[start]

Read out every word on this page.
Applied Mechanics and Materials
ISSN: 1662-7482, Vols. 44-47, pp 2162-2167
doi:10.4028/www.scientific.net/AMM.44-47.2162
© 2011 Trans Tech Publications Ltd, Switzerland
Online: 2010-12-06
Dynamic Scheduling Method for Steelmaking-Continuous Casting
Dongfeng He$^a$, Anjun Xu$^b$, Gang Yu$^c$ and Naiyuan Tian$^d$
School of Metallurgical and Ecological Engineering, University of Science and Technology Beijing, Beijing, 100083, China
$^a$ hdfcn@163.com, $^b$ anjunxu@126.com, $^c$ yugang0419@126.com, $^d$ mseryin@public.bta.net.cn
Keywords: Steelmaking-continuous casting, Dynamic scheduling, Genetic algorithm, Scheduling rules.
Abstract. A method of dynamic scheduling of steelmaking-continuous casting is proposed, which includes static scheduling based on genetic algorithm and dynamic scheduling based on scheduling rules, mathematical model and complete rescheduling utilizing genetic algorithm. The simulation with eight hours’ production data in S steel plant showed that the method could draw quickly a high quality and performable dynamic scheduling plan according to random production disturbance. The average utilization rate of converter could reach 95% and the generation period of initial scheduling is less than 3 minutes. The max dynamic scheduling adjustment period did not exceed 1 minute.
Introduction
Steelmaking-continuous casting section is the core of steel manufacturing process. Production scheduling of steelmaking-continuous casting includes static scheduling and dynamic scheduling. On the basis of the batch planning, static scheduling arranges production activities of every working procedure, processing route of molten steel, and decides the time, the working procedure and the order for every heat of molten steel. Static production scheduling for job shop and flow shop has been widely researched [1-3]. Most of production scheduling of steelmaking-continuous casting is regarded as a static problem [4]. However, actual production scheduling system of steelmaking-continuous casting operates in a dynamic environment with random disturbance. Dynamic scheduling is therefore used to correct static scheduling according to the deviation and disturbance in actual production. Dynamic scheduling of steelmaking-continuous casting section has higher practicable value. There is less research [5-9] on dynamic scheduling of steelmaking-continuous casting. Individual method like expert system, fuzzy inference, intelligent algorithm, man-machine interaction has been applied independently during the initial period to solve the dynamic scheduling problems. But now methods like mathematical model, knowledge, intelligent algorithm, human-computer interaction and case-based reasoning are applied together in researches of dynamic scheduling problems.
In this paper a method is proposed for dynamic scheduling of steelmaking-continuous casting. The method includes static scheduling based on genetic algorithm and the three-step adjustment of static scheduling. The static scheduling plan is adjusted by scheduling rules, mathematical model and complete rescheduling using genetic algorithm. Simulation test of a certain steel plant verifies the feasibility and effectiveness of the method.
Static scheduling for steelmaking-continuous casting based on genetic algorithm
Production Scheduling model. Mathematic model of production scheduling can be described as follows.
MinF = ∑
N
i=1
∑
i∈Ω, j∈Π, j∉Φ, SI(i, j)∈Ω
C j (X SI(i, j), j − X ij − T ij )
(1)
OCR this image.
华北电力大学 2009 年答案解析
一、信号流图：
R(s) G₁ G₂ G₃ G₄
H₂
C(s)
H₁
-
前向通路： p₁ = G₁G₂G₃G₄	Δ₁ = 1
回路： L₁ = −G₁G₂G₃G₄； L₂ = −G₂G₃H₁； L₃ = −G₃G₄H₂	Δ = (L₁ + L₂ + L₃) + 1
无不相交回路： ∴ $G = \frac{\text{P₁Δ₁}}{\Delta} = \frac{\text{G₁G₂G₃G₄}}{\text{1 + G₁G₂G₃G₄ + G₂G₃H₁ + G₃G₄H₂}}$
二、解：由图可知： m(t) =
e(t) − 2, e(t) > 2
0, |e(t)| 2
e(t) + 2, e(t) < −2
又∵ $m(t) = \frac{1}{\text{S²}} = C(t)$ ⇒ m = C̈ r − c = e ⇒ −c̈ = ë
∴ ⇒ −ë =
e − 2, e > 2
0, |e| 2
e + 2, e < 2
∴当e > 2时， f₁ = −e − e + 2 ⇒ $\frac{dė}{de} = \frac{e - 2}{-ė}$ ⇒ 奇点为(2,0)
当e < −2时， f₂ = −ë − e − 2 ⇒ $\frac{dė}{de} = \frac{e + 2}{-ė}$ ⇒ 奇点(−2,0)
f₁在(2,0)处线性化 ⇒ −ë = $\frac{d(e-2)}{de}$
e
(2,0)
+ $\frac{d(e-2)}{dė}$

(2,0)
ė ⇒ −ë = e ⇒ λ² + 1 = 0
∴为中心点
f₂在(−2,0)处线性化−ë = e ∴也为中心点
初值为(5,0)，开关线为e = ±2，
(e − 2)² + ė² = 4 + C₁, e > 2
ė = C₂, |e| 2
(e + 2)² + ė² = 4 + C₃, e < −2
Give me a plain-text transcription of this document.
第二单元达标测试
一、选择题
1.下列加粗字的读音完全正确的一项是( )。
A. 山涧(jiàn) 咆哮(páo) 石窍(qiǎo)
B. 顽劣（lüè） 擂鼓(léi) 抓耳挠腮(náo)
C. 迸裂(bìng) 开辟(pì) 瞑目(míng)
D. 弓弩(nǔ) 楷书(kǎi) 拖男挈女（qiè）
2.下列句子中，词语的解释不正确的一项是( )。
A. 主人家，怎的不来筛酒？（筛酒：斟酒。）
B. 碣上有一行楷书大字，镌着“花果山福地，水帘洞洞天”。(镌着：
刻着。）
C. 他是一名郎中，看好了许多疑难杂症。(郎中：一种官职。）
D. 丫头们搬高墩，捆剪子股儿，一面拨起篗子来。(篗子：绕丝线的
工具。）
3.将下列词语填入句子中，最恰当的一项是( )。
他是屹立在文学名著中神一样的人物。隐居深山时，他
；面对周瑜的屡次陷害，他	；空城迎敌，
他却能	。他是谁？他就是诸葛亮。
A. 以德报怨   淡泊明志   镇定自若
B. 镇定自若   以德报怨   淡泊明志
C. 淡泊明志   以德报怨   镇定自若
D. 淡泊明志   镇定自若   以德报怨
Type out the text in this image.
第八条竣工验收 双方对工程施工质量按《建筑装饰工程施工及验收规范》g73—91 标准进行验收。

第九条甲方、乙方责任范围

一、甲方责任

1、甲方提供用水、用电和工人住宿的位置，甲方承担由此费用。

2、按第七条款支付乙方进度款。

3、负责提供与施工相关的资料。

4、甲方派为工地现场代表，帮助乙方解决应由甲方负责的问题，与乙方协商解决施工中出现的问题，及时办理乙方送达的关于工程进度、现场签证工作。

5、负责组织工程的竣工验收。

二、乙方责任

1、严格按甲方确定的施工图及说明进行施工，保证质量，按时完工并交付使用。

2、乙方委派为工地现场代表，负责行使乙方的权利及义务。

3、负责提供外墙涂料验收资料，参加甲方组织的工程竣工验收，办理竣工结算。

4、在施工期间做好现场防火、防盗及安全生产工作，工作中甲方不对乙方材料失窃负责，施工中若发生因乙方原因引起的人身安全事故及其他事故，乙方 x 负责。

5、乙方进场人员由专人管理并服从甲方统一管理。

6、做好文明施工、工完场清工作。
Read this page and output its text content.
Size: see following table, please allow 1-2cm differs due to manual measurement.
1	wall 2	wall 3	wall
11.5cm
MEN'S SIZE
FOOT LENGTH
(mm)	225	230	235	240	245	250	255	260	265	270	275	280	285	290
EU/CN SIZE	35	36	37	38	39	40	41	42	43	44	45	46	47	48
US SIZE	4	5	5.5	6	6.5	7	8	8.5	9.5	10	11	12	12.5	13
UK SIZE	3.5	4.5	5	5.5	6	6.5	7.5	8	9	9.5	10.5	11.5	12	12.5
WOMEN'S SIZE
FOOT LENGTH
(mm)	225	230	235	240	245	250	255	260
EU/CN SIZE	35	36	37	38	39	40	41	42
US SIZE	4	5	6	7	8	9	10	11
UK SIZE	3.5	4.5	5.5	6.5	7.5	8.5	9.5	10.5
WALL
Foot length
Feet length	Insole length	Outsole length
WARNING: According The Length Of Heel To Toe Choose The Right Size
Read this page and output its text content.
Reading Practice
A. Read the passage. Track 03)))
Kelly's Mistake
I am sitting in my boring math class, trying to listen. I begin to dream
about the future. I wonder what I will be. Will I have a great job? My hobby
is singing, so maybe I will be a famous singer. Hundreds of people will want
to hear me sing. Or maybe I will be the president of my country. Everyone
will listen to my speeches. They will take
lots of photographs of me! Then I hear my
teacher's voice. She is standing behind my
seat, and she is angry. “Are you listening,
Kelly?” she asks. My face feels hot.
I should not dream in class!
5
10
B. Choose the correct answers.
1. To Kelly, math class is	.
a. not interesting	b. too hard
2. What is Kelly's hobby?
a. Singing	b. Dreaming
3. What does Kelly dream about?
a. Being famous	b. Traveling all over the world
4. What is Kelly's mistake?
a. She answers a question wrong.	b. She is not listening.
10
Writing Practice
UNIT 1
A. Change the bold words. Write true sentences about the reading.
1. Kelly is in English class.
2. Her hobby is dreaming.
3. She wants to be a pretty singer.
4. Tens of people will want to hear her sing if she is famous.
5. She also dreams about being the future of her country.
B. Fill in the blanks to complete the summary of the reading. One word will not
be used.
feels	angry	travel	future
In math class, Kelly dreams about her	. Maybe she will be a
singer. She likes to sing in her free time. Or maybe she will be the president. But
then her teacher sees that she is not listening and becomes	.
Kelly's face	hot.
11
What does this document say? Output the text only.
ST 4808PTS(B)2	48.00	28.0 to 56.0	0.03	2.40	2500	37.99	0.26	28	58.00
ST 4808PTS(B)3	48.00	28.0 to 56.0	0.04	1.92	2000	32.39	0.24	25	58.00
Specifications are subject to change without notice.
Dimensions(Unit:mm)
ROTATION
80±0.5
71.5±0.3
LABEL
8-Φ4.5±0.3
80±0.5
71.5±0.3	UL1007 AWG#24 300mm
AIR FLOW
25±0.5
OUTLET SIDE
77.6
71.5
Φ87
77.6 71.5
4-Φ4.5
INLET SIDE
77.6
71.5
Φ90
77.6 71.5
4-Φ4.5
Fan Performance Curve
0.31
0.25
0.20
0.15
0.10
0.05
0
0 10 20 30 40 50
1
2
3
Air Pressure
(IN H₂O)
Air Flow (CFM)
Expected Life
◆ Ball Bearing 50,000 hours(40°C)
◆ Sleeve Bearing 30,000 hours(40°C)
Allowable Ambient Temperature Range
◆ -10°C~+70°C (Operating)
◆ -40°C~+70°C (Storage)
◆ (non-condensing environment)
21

[end]

### Task details:
Pick every line with "future" in it and copy it.

### Task result:
about the future. I wonder what I will be. Will I have a great job? My hobby
5. She also dreams about being the future of her country.
feels	angry	travel	future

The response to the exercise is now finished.